Arrange every line of the records below in a Markdown table with two columns, Row and Line, numbering each row and leaving out blank lines.

━━━━━━━━

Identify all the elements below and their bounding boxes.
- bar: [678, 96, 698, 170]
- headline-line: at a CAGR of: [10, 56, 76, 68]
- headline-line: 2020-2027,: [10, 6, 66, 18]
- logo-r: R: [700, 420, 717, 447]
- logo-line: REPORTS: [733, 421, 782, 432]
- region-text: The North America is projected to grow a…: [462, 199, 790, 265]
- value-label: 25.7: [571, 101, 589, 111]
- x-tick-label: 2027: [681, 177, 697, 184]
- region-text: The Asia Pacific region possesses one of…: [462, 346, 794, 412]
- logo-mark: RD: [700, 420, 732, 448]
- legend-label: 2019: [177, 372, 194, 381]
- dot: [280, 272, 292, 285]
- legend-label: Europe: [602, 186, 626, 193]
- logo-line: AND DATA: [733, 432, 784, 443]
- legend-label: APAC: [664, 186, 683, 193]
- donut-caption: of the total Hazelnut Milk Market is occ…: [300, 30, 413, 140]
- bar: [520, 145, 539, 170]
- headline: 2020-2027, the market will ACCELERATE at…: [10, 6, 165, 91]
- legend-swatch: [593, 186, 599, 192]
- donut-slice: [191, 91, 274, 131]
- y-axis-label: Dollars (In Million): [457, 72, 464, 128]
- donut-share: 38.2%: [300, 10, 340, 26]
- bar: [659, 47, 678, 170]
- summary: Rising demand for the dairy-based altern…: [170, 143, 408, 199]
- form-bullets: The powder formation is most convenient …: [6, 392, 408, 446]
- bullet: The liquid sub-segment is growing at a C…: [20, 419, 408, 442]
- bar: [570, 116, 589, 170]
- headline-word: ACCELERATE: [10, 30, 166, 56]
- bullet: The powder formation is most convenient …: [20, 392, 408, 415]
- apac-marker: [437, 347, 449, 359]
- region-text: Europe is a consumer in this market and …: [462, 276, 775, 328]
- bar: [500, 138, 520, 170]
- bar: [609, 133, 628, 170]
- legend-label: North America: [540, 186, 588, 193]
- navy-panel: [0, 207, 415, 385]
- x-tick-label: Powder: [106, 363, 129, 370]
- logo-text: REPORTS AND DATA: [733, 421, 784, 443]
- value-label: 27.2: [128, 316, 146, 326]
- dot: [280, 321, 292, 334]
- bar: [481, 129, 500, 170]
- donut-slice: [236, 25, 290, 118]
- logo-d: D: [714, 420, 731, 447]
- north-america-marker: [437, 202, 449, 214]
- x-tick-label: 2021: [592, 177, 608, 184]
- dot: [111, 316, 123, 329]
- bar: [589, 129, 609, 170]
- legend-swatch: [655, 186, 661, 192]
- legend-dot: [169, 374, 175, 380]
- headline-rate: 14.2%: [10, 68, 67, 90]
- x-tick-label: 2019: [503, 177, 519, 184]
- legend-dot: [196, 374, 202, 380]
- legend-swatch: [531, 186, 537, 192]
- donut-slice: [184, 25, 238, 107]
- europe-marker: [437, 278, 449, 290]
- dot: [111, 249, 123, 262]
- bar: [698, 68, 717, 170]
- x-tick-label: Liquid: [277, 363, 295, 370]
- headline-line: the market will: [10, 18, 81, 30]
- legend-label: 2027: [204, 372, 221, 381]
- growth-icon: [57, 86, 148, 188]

━━━━━━━━

Answer for this exercise:
| Row | Line |
|---|---|
| 1 | Identify all the elements below and their bounding boxes. |
| 2 | - bar: [678, 96, 698, 170] |
| 3 | - headline-line: at a CAGR of: [10, 56, 76, 68] |
| 4 | - headline-line: 2020-2027,: [10, 6, 66, 18] |
| 5 | - logo-r: R: [700, 420, 717, 447] |
| 6 | - logo-line: REPORTS: [733, 421, 782, 432] |
| 7 | - region-text: The North America is projected to grow a…: [462, 199, 790, 265] |
| 8 | - value-label: 25.7: [571, 101, 589, 111] |
| 9 | - x-tick-label: 2027: [681, 177, 697, 184] |
| 10 | - region-text: The Asia Pacific region possesses one of…: [462, 346, 794, 412] |
| 11 | - logo-mark: RD: [700, 420, 732, 448] |
| 12 | - legend-label: 2019: [177, 372, 194, 381] |
| 13 | - dot: [280, 272, 292, 285] |
| 14 | - legend-label: Europe: [602, 186, 626, 193] |
| 15 | - logo-line: AND DATA: [733, 432, 784, 443] |
| 16 | - legend-label: APAC: [664, 186, 683, 193] |
| 17 | - donut-caption: of the total Hazelnut Milk Market is occ…: [300, 30, 413, 140] |
| 18 | - bar: [520, 145, 539, 170] |
| 19 | - headline: 2020-2027, the market will ACCELERATE at…: [10, 6, 165, 91] |
| 20 | - legend-swatch: [593, 186, 599, 192] |
| 21 | - donut-slice: [191, 91, 274, 131] |
| 22 | - y-axis-label: Dollars (In Million): [457, 72, 464, 128] |
| 23 | - donut-share: 38.2%: [300, 10, 340, 26] |
| 24 | - bar: [659, 47, 678, 170] |
| 25 | - summary: Rising demand for the dairy-based altern…: [170, 143, 408, 199] |
| 26 | - form-bullets: The powder formation is most convenient …: [6, 392, 408, 446] |
| 27 | - bullet: The liquid sub-segment is growing at a C…: [20, 419, 408, 442] |
| 28 | - bar: [570, 116, 589, 170] |
| 29 | - headline-word: ACCELERATE: [10, 30, 166, 56] |
| 30 | - bullet: The powder formation is most convenient …: [20, 392, 408, 415] |
| 31 | - apac-marker: [437, 347, 449, 359] |
| 32 | - region-text: Europe is a consumer in this market and …: [462, 276, 775, 328] |
| 33 | - bar: [500, 138, 520, 170] |
| 34 | - bar: [609, 133, 628, 170] |
| 35 | - legend-label: North America: [540, 186, 588, 193] |
| 36 | - navy-panel: [0, 207, 415, 385] |
| 37 | - x-tick-label: Powder: [106, 363, 129, 370] |
| 38 | - logo-text: REPORTS AND DATA: [733, 421, 784, 443] |
| 39 | - value-label: 27.2: [128, 316, 146, 326] |
| 40 | - dot: [280, 321, 292, 334] |
| 41 | - bar: [481, 129, 500, 170] |
| 42 | - donut-slice: [236, 25, 290, 118] |
| 43 | - logo-d: D: [714, 420, 731, 447] |
| 44 | - north-america-marker: [437, 202, 449, 214] |
| 45 | - x-tick-label: 2021: [592, 177, 608, 184] |
| 46 | - dot: [111, 316, 123, 329] |
| 47 | - bar: [589, 129, 609, 170] |
| 48 | - legend-swatch: [655, 186, 661, 192] |
| 49 | - legend-dot: [169, 374, 175, 380] |
| 50 | - headline-rate: 14.2%: [10, 68, 67, 90] |
| 51 | - x-tick-label: 2019: [503, 177, 519, 184] |
| 52 | - legend-dot: [196, 374, 202, 380] |
| 53 | - legend-swatch: [531, 186, 537, 192] |
| 54 | - donut-slice: [184, 25, 238, 107] |
| 55 | - europe-marker: [437, 278, 449, 290] |
| 56 | - dot: [111, 249, 123, 262] |
| 57 | - bar: [698, 68, 717, 170] |
| 58 | - x-tick-label: Liquid: [277, 363, 295, 370] |
| 59 | - headline-line: the market will: [10, 18, 81, 30] |
| 60 | - legend-label: 2027: [204, 372, 221, 381] |
| 61 | - growth-icon: [57, 86, 148, 188] |